What the task asks
Leave out every picture, then transcribe the rest of the listing exactly.

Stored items
++++++++++
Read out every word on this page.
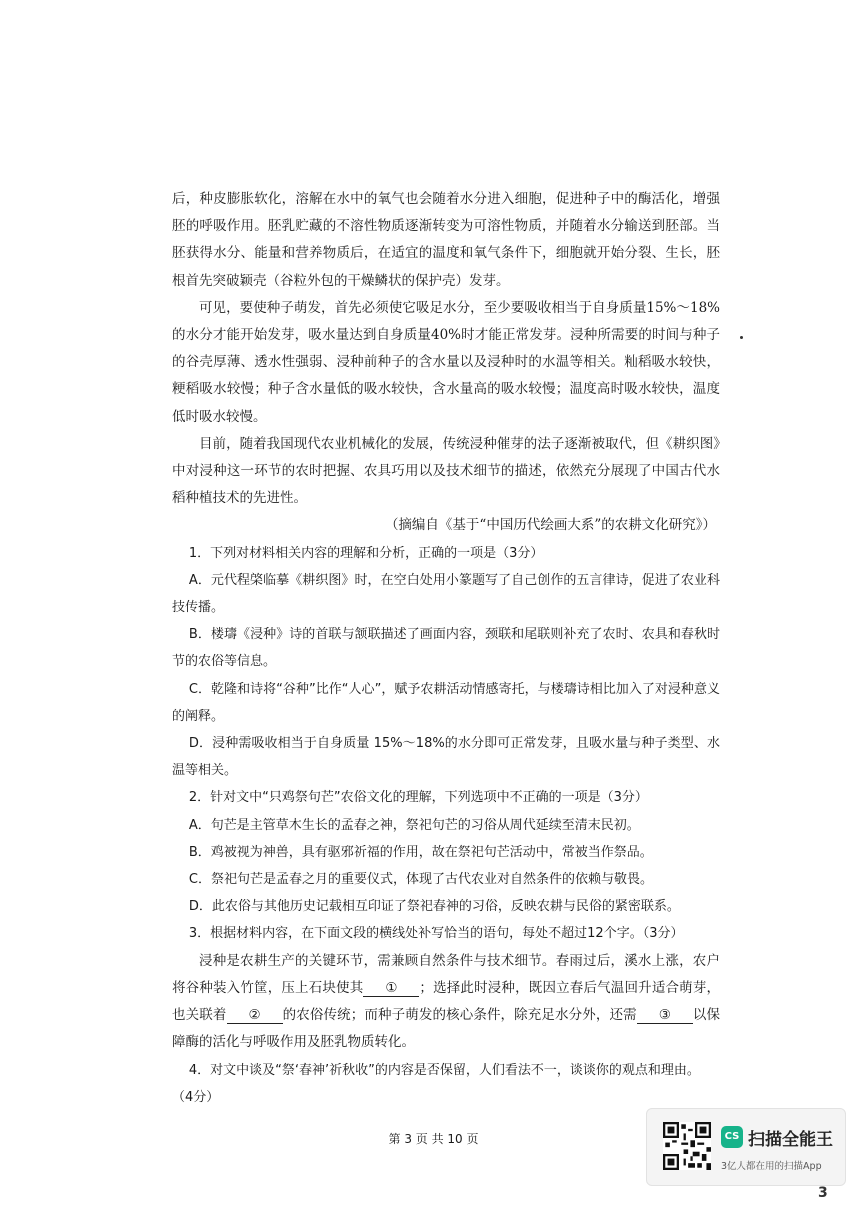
后，种皮膨胀软化，溶解在水中的氧气也会随着水分进入细胞，促进种子中的酶活化，增强胚的呼吸作用。胚乳贮藏的不溶性物质逐渐转变为可溶性物质，并随着水分输送到胚部。当胚获得水分、能量和营养物质后，在适宜的温度和氧气条件下，细胞就开始分裂、生长，胚根首先突破颖壳（谷粒外包的干燥鳞状的保护壳）发芽。

可见，要使种子萌发，首先必须使它吸足水分，至少要吸收相当于自身质量15%～18%的水分才能开始发芽，吸水量达到自身质量40%时才能正常发芽。浸种所需要的时间与种子的谷壳厚薄、透水性强弱、浸种前种子的含水量以及浸种时的水温等相关。籼稻吸水较快，粳稻吸水较慢；种子含水量低的吸水较快，含水量高的吸水较慢；温度高时吸水较快，温度低时吸水较慢。

目前，随着我国现代农业机械化的发展，传统浸种催芽的法子逐渐被取代，但《耕织图》中对浸种这一环节的农时把握、农具巧用以及技术细节的描述，依然充分展现了中国古代水稻种植技术的先进性。

（摘编自《基于“中国历代绘画大系”的农耕文化研究》）

1．下列对材料相关内容的理解和分析，正确的一项是（3分）

A．元代程棨临摹《耕织图》时，在空白处用小篆题写了自己创作的五言律诗，促进了农业科技传播。

B．楼璹《浸种》诗的首联与颔联描述了画面内容，颈联和尾联则补充了农时、农具和春秋时节的农俗等信息。

C．乾隆和诗将“谷种”比作“人心”，赋予农耕活动情感寄托，与楼璹诗相比加入了对浸种意义的阐释。

D．浸种需吸收相当于自身质量 15%～18%的水分即可正常发芽，且吸水量与种子类型、水温等相关。

2．针对文中“只鸡祭句芒”农俗文化的理解，下列选项中不正确的一项是（3分）

A．句芒是主管草木生长的孟春之神，祭祀句芒的习俗从周代延续至清末民初。

B．鸡被视为神兽，具有驱邪祈福的作用，故在祭祀句芒活动中，常被当作祭品。

C．祭祀句芒是孟春之月的重要仪式，体现了古代农业对自然条件的依赖与敬畏。

D．此农俗与其他历史记载相互印证了祭祀春神的习俗，反映农耕与民俗的紧密联系。

3．根据材料内容，在下面文段的横线处补写恰当的语句，每处不超过12个字。（3分）

浸种是农耕生产的关键环节，需兼顾自然条件与技术细节。春雨过后，溪水上涨，农户将谷种装入竹筐，压上石块使其 ① ；选择此时浸种，既因立春后气温回升适合萌芽，也关联着 ② 的农俗传统；而种子萌发的核心条件，除充足水分外，还需 ③ 以保障酶的活化与呼吸作用及胚乳物质转化。

4．对文中谈及“祭‘春神’祈秋收”的内容是否保留，人们看法不一，谈谈你的观点和理由。

（4分）

第 3 页 共 10 页	CS 扫描全能王
3亿人都在用的扫描App
3
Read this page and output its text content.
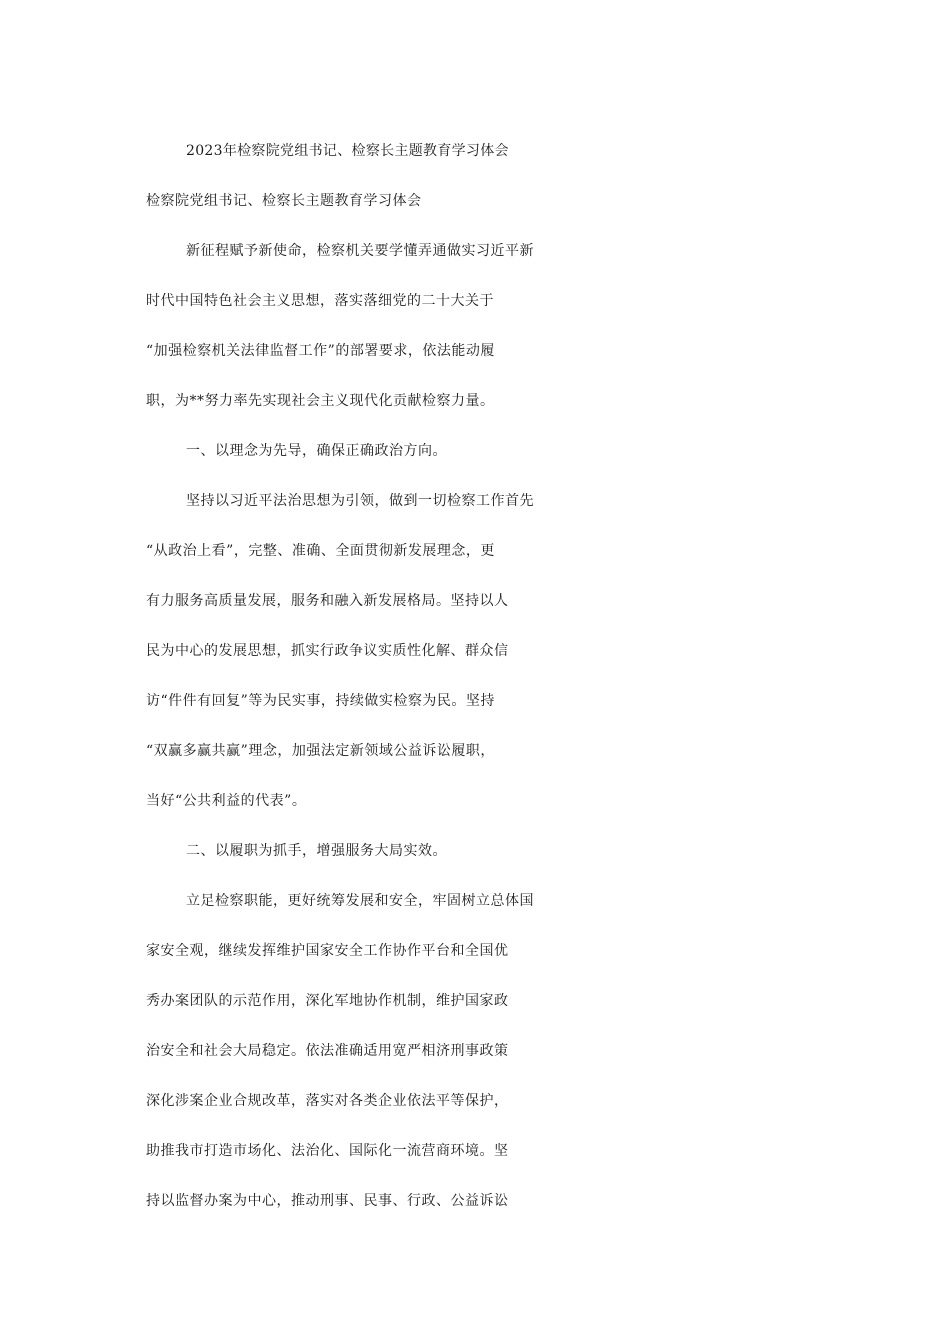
2023年检察院党组书记、检察长主题教育学习体会
检察院党组书记、检察长主题教育学习体会
新征程赋予新使命，检察机关要学懂弄通做实习近平新
时代中国特色社会主义思想，落实落细党的二十大关于
“加强检察机关法律监督工作”的部署要求，依法能动履
职，为**努力率先实现社会主义现代化贡献检察力量。
一、以理念为先导，确保正确政治方向。
坚持以习近平法治思想为引领，做到一切检察工作首先
“从政治上看”，完整、准确、全面贯彻新发展理念，更
有力服务高质量发展，服务和融入新发展格局。坚持以人
民为中心的发展思想，抓实行政争议实质性化解、群众信
访“件件有回复”等为民实事，持续做实检察为民。坚持
“双赢多赢共赢”理念，加强法定新领域公益诉讼履职，
当好“公共利益的代表”。
二、以履职为抓手，增强服务大局实效。
立足检察职能，更好统筹发展和安全，牢固树立总体国
家安全观，继续发挥维护国家安全工作协作平台和全国优
秀办案团队的示范作用，深化军地协作机制，维护国家政
治安全和社会大局稳定。依法准确适用宽严相济刑事政策
深化涉案企业合规改革，落实对各类企业依法平等保护，
助推我市打造市场化、法治化、国际化一流营商环境。坚
持以监督办案为中心，推动刑事、民事、行政、公益诉讼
++++++++++
Response
Read out every word on this page.
后，种皮膨胀软化，溶解在水中的氧气也会随着水分进入细胞，促进种子中的酶活化，增强胚的呼吸作用。胚乳贮藏的不溶性物质逐渐转变为可溶性物质，并随着水分输送到胚部。当胚获得水分、能量和营养物质后，在适宜的温度和氧气条件下，细胞就开始分裂、生长，胚根首先突破颖壳（谷粒外包的干燥鳞状的保护壳）发芽。

可见，要使种子萌发，首先必须使它吸足水分，至少要吸收相当于自身质量15%～18%的水分才能开始发芽，吸水量达到自身质量40%时才能正常发芽。浸种所需要的时间与种子的谷壳厚薄、透水性强弱、浸种前种子的含水量以及浸种时的水温等相关。籼稻吸水较快，粳稻吸水较慢；种子含水量低的吸水较快，含水量高的吸水较慢；温度高时吸水较快，温度低时吸水较慢。

目前，随着我国现代农业机械化的发展，传统浸种催芽的法子逐渐被取代，但《耕织图》中对浸种这一环节的农时把握、农具巧用以及技术细节的描述，依然充分展现了中国古代水稻种植技术的先进性。

（摘编自《基于“中国历代绘画大系”的农耕文化研究》）

1．下列对材料相关内容的理解和分析，正确的一项是（3分）

A．元代程棨临摹《耕织图》时，在空白处用小篆题写了自己创作的五言律诗，促进了农业科技传播。

B．楼璹《浸种》诗的首联与颔联描述了画面内容，颈联和尾联则补充了农时、农具和春秋时节的农俗等信息。

C．乾隆和诗将“谷种”比作“人心”，赋予农耕活动情感寄托，与楼璹诗相比加入了对浸种意义的阐释。

D．浸种需吸收相当于自身质量 15%～18%的水分即可正常发芽，且吸水量与种子类型、水温等相关。

2．针对文中“只鸡祭句芒”农俗文化的理解，下列选项中不正确的一项是（3分）

A．句芒是主管草木生长的孟春之神，祭祀句芒的习俗从周代延续至清末民初。

B．鸡被视为神兽，具有驱邪祈福的作用，故在祭祀句芒活动中，常被当作祭品。

C．祭祀句芒是孟春之月的重要仪式，体现了古代农业对自然条件的依赖与敬畏。

D．此农俗与其他历史记载相互印证了祭祀春神的习俗，反映农耕与民俗的紧密联系。

3．根据材料内容，在下面文段的横线处补写恰当的语句，每处不超过12个字。（3分）

浸种是农耕生产的关键环节，需兼顾自然条件与技术细节。春雨过后，溪水上涨，农户将谷种装入竹筐，压上石块使其 ① ；选择此时浸种，既因立春后气温回升适合萌芽，也关联着 ② 的农俗传统；而种子萌发的核心条件，除充足水分外，还需 ③ 以保障酶的活化与呼吸作用及胚乳物质转化。

4．对文中谈及“祭‘春神’祈秋收”的内容是否保留，人们看法不一，谈谈你的观点和理由。

（4分）

第 3 页 共 10 页	CS 扫描全能王
3亿人都在用的扫描App
3
Read this page and output its text content.
2023年检察院党组书记、检察长主题教育学习体会
检察院党组书记、检察长主题教育学习体会
新征程赋予新使命，检察机关要学懂弄通做实习近平新
时代中国特色社会主义思想，落实落细党的二十大关于
“加强检察机关法律监督工作”的部署要求，依法能动履
职，为**努力率先实现社会主义现代化贡献检察力量。
一、以理念为先导，确保正确政治方向。
坚持以习近平法治思想为引领，做到一切检察工作首先
“从政治上看”，完整、准确、全面贯彻新发展理念，更
有力服务高质量发展，服务和融入新发展格局。坚持以人
民为中心的发展思想，抓实行政争议实质性化解、群众信
访“件件有回复”等为民实事，持续做实检察为民。坚持
“双赢多赢共赢”理念，加强法定新领域公益诉讼履职，
当好“公共利益的代表”。
二、以履职为抓手，增强服务大局实效。
立足检察职能，更好统筹发展和安全，牢固树立总体国
家安全观，继续发挥维护国家安全工作协作平台和全国优
秀办案团队的示范作用，深化军地协作机制，维护国家政
治安全和社会大局稳定。依法准确适用宽严相济刑事政策
深化涉案企业合规改革，落实对各类企业依法平等保护，
助推我市打造市场化、法治化、国际化一流营商环境。坚
持以监督办案为中心，推动刑事、民事、行政、公益诉讼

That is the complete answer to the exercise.